* **Directive**:
Transcribe all the entries word for word, omitting any pictures they contain.

* **Records for the exercise**:
* start *

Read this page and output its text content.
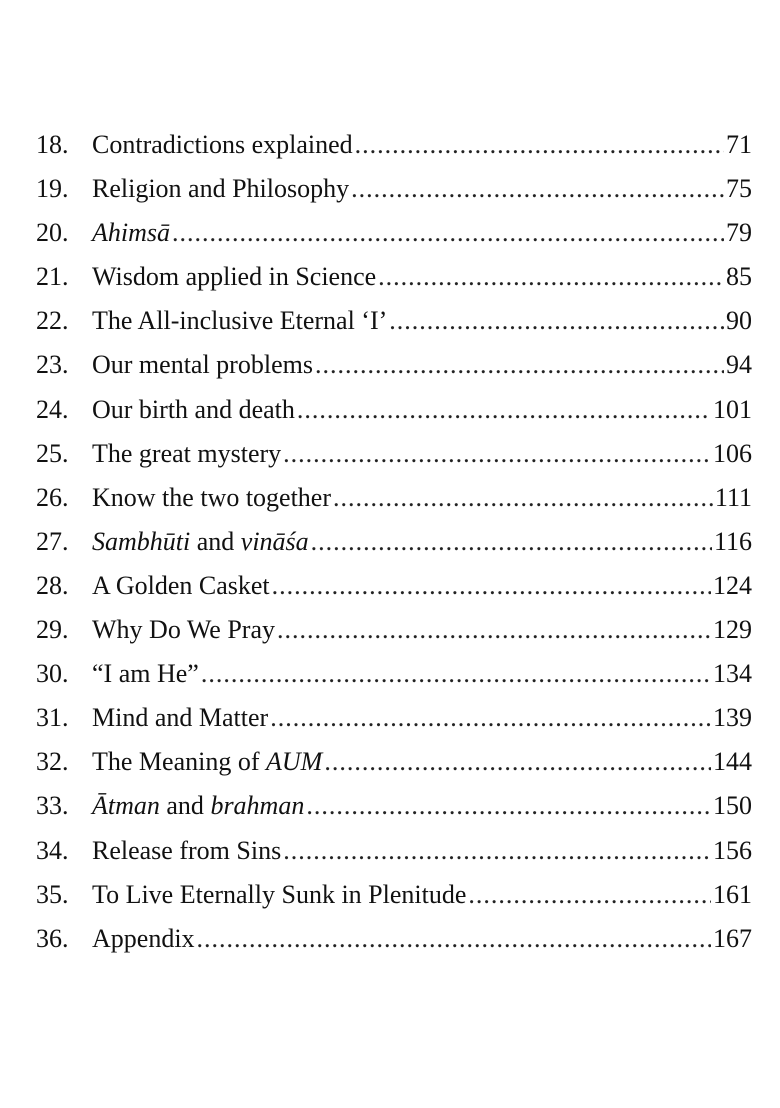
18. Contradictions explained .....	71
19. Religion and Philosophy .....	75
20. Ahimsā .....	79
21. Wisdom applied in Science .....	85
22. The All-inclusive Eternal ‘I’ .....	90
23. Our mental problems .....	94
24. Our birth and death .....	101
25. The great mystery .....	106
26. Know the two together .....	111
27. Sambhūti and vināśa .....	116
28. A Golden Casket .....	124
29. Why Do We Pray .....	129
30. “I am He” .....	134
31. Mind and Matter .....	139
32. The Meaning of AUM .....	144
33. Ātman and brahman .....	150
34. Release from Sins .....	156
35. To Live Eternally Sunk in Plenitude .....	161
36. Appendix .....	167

* end *

* **Worked solution**:
Read this page and output its text content.
18. Contradictions explained .....	71
19. Religion and Philosophy .....	75
20. Ahimsā .....	79
21. Wisdom applied in Science .....	85
22. The All-inclusive Eternal ‘I’ .....	90
23. Our mental problems .....	94
24. Our birth and death .....	101
25. The great mystery .....	106
26. Know the two together .....	111
27. Sambhūti and vināśa .....	116
28. A Golden Casket .....	124
29. Why Do We Pray .....	129
30. “I am He” .....	134
31. Mind and Matter .....	139
32. The Meaning of AUM .....	144
33. Ātman and brahman .....	150
34. Release from Sins .....	156
35. To Live Eternally Sunk in Plenitude .....	161
36. Appendix .....	167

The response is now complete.